EXERCISE GOAL. Set down each entry from the block beneath, exactly as written.

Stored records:
============
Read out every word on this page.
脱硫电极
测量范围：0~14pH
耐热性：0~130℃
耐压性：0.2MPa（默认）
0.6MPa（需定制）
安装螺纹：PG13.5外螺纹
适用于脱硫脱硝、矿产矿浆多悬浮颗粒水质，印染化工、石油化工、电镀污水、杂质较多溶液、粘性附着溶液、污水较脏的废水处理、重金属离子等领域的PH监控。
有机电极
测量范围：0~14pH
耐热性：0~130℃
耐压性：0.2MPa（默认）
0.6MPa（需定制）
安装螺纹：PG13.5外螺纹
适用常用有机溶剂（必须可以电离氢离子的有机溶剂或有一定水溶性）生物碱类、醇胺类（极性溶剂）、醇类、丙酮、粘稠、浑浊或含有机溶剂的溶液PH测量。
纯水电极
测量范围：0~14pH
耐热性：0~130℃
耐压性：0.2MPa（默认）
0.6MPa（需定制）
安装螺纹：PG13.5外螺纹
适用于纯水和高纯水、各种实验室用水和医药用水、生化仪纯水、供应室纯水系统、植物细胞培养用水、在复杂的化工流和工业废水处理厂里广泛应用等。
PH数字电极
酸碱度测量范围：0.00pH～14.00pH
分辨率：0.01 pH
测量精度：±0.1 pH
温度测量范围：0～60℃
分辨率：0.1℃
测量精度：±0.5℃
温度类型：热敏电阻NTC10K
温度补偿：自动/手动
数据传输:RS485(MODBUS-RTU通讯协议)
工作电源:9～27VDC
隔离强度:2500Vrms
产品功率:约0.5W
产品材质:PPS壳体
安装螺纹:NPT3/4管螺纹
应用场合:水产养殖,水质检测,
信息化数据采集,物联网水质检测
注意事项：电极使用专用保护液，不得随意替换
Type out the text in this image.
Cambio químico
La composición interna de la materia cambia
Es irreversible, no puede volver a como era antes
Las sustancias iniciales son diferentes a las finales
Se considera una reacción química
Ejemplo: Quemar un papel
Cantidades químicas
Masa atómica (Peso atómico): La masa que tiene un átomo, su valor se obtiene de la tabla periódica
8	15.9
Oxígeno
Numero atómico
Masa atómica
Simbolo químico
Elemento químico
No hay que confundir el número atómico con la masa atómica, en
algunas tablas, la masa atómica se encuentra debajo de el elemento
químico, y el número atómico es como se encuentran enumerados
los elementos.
============
FINISHED TASK.
Read out every word on this page.
脱硫电极
测量范围：0~14pH
耐热性：0~130℃
耐压性：0.2MPa（默认）
0.6MPa（需定制）
安装螺纹：PG13.5外螺纹
适用于脱硫脱硝、矿产矿浆多悬浮颗粒水质，印染化工、石油化工、电镀污水、杂质较多溶液、粘性附着溶液、污水较脏的废水处理、重金属离子等领域的PH监控。
有机电极
测量范围：0~14pH
耐热性：0~130℃
耐压性：0.2MPa（默认）
0.6MPa（需定制）
安装螺纹：PG13.5外螺纹
适用常用有机溶剂（必须可以电离氢离子的有机溶剂或有一定水溶性）生物碱类、醇胺类（极性溶剂）、醇类、丙酮、粘稠、浑浊或含有机溶剂的溶液PH测量。
纯水电极
测量范围：0~14pH
耐热性：0~130℃
耐压性：0.2MPa（默认）
0.6MPa（需定制）
安装螺纹：PG13.5外螺纹
适用于纯水和高纯水、各种实验室用水和医药用水、生化仪纯水、供应室纯水系统、植物细胞培养用水、在复杂的化工流和工业废水处理厂里广泛应用等。
PH数字电极
酸碱度测量范围：0.00pH～14.00pH
分辨率：0.01 pH
测量精度：±0.1 pH
温度测量范围：0～60℃
分辨率：0.1℃
测量精度：±0.5℃
温度类型：热敏电阻NTC10K
温度补偿：自动/手动
数据传输:RS485(MODBUS-RTU通讯协议)
工作电源:9～27VDC
隔离强度:2500Vrms
产品功率:约0.5W
产品材质:PPS壳体
安装螺纹:NPT3/4管螺纹
应用场合:水产养殖,水质检测,
信息化数据采集,物联网水质检测
注意事项：电极使用专用保护液，不得随意替换
Type out the text in this image.
Cambio químico
La composición interna de la materia cambia
Es irreversible, no puede volver a como era antes
Las sustancias iniciales son diferentes a las finales
Se considera una reacción química
Ejemplo: Quemar un papel
Cantidades químicas
Masa atómica (Peso atómico): La masa que tiene un átomo, su valor se obtiene de la tabla periódica
8	15.9
Oxígeno
Numero atómico
Masa atómica
Simbolo químico
Elemento químico
No hay que confundir el número atómico con la masa atómica, en
algunas tablas, la masa atómica se encuentra debajo de el elemento
químico, y el número atómico es como se encuentran enumerados
los elementos.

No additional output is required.